__DATA SUPPLIED__:

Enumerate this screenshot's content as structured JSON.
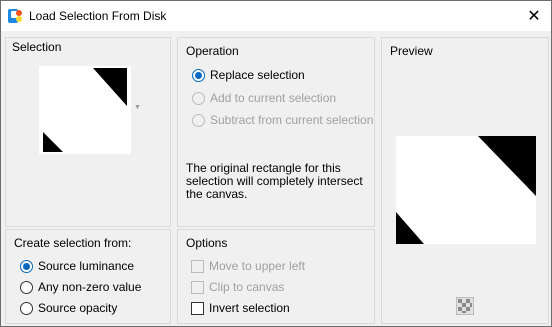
{
  "window": {
    "title": "Load Selection From Disk",
    "close_glyph": "✕"
  },
  "selection_panel": {
    "title": "Selection",
    "thumbnail_icon": "selection-mask-thumbnail"
  },
  "operation_panel": {
    "title": "Operation",
    "options": [
      {
        "label": "Replace selection",
        "checked": true,
        "enabled": true
      },
      {
        "label": "Add to current selection",
        "checked": false,
        "enabled": false
      },
      {
        "label": "Subtract from current selection",
        "checked": false,
        "enabled": false
      }
    ],
    "info": "The original rectangle for this selection will completely intersect the canvas."
  },
  "preview_panel": {
    "title": "Preview",
    "transparency_icon": "checkerboard-icon"
  },
  "create_panel": {
    "title": "Create selection from:",
    "options": [
      {
        "label": "Source luminance",
        "checked": true
      },
      {
        "label": "Any non-zero value",
        "checked": false
      },
      {
        "label": "Source opacity",
        "checked": false
      }
    ]
  },
  "options_panel": {
    "title": "Options",
    "items": [
      {
        "label": "Move to upper left",
        "checked": false,
        "enabled": false
      },
      {
        "label": "Clip to canvas",
        "checked": false,
        "enabled": false
      },
      {
        "label": "Invert selection",
        "checked": false,
        "enabled": true
      }
    ]
  },
  "colors": {
    "accent": "#0067c0",
    "disabled_text": "#a0a0a0"
  }
}
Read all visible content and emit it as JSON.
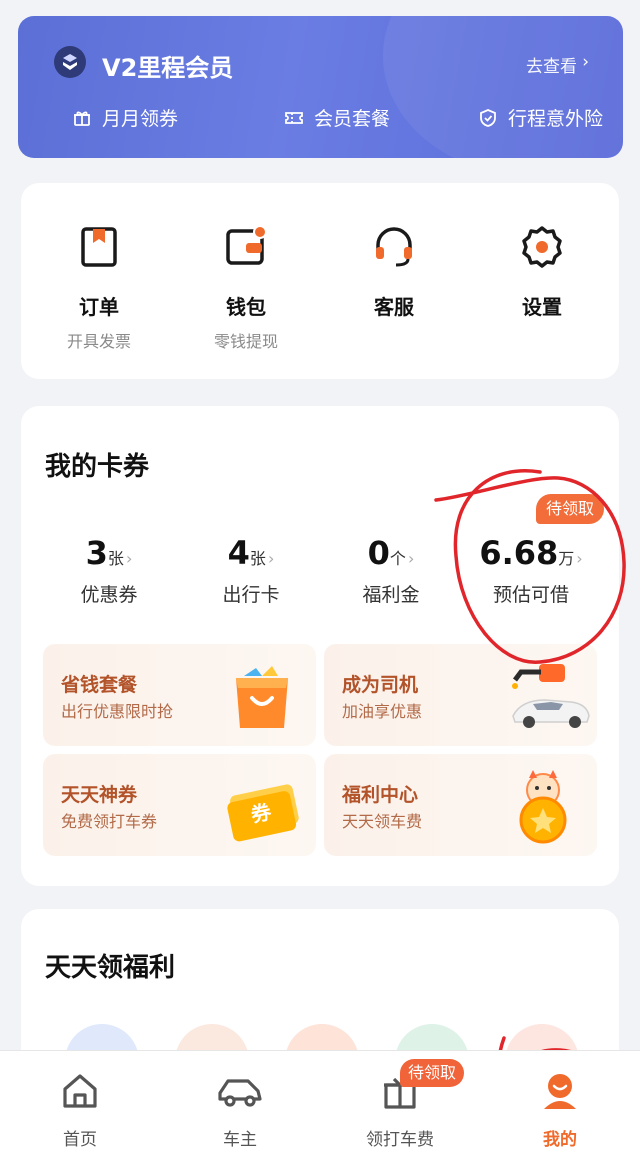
{
  "membership": {
    "title": "V2里程会员",
    "view_more": "去查看",
    "perks": [
      {
        "label": "月月领券",
        "icon": "gift-icon"
      },
      {
        "label": "会员套餐",
        "icon": "ticket-icon"
      },
      {
        "label": "行程意外险",
        "icon": "shield-icon"
      }
    ]
  },
  "quick_actions": [
    {
      "label": "订单",
      "sub": "开具发票",
      "icon": "order-icon"
    },
    {
      "label": "钱包",
      "sub": "零钱提现",
      "icon": "wallet-icon"
    },
    {
      "label": "客服",
      "sub": "",
      "icon": "headset-icon"
    },
    {
      "label": "设置",
      "sub": "",
      "icon": "gear-icon"
    }
  ],
  "coupons": {
    "title": "我的卡券",
    "pending_badge": "待领取",
    "stats": [
      {
        "value": "3",
        "unit": "张",
        "label": "优惠券"
      },
      {
        "value": "4",
        "unit": "张",
        "label": "出行卡"
      },
      {
        "value": "0",
        "unit": "个",
        "label": "福利金"
      },
      {
        "value": "6.68",
        "unit": "万",
        "label": "预估可借"
      }
    ],
    "promos": [
      {
        "title": "省钱套餐",
        "sub": "出行优惠限时抢",
        "icon": "shopping-bag-icon"
      },
      {
        "title": "成为司机",
        "sub": "加油享优惠",
        "icon": "car-fuel-icon"
      },
      {
        "title": "天天神券",
        "sub": "免费领打车券",
        "icon": "coupon-icon",
        "art_text": "券"
      },
      {
        "title": "福利中心",
        "sub": "天天领车费",
        "icon": "coin-mascot-icon"
      }
    ]
  },
  "welfare": {
    "title": "天天领福利"
  },
  "tabbar": {
    "badge": "待领取",
    "tabs": [
      {
        "label": "首页",
        "icon": "home-icon"
      },
      {
        "label": "车主",
        "icon": "car-icon"
      },
      {
        "label": "领打车费",
        "icon": "gift-box-icon"
      },
      {
        "label": "我的",
        "icon": "profile-icon"
      }
    ],
    "active": "我的"
  },
  "colors": {
    "accent": "#f06a2c",
    "vip_banner": "#5f72dc",
    "promo_text": "#b2532a",
    "annotation": "#e0262b"
  }
}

__WRITTEN INSTRUCTION__: Print out every entry above without changing a word, and leave out the pictures.

__TASK RESULT__:
Enumerate this screenshot's content as structured JSON.
{
  "window": {
    "title": "Load Selection From Disk",
    "close_glyph": "✕"
  },
  "selection_panel": {
    "title": "Selection",
    "thumbnail_icon": "selection-mask-thumbnail"
  },
  "operation_panel": {
    "title": "Operation",
    "options": [
      {
        "label": "Replace selection",
        "checked": true,
        "enabled": true
      },
      {
        "label": "Add to current selection",
        "checked": false,
        "enabled": false
      },
      {
        "label": "Subtract from current selection",
        "checked": false,
        "enabled": false
      }
    ],
    "info": "The original rectangle for this selection will completely intersect the canvas."
  },
  "preview_panel": {
    "title": "Preview",
    "transparency_icon": "checkerboard-icon"
  },
  "create_panel": {
    "title": "Create selection from:",
    "options": [
      {
        "label": "Source luminance",
        "checked": true
      },
      {
        "label": "Any non-zero value",
        "checked": false
      },
      {
        "label": "Source opacity",
        "checked": false
      }
    ]
  },
  "options_panel": {
    "title": "Options",
    "items": [
      {
        "label": "Move to upper left",
        "checked": false,
        "enabled": false
      },
      {
        "label": "Clip to canvas",
        "checked": false,
        "enabled": false
      },
      {
        "label": "Invert selection",
        "checked": false,
        "enabled": true
      }
    ]
  },
  "colors": {
    "accent": "#0067c0",
    "disabled_text": "#a0a0a0"
  }
}
Read all visible content and emit it as JSON.
{
  "membership": {
    "title": "V2里程会员",
    "view_more": "去查看",
    "perks": [
      {
        "label": "月月领券",
        "icon": "gift-icon"
      },
      {
        "label": "会员套餐",
        "icon": "ticket-icon"
      },
      {
        "label": "行程意外险",
        "icon": "shield-icon"
      }
    ]
  },
  "quick_actions": [
    {
      "label": "订单",
      "sub": "开具发票",
      "icon": "order-icon"
    },
    {
      "label": "钱包",
      "sub": "零钱提现",
      "icon": "wallet-icon"
    },
    {
      "label": "客服",
      "sub": "",
      "icon": "headset-icon"
    },
    {
      "label": "设置",
      "sub": "",
      "icon": "gear-icon"
    }
  ],
  "coupons": {
    "title": "我的卡券",
    "pending_badge": "待领取",
    "stats": [
      {
        "value": "3",
        "unit": "张",
        "label": "优惠券"
      },
      {
        "value": "4",
        "unit": "张",
        "label": "出行卡"
      },
      {
        "value": "0",
        "unit": "个",
        "label": "福利金"
      },
      {
        "value": "6.68",
        "unit": "万",
        "label": "预估可借"
      }
    ],
    "promos": [
      {
        "title": "省钱套餐",
        "sub": "出行优惠限时抢",
        "icon": "shopping-bag-icon"
      },
      {
        "title": "成为司机",
        "sub": "加油享优惠",
        "icon": "car-fuel-icon"
      },
      {
        "title": "天天神券",
        "sub": "免费领打车券",
        "icon": "coupon-icon",
        "art_text": "券"
      },
      {
        "title": "福利中心",
        "sub": "天天领车费",
        "icon": "coin-mascot-icon"
      }
    ]
  },
  "welfare": {
    "title": "天天领福利"
  },
  "tabbar": {
    "badge": "待领取",
    "tabs": [
      {
        "label": "首页",
        "icon": "home-icon"
      },
      {
        "label": "车主",
        "icon": "car-icon"
      },
      {
        "label": "领打车费",
        "icon": "gift-box-icon"
      },
      {
        "label": "我的",
        "icon": "profile-icon"
      }
    ],
    "active": "我的"
  },
  "colors": {
    "accent": "#f06a2c",
    "vip_banner": "#5f72dc",
    "promo_text": "#b2532a",
    "annotation": "#e0262b"
  }
}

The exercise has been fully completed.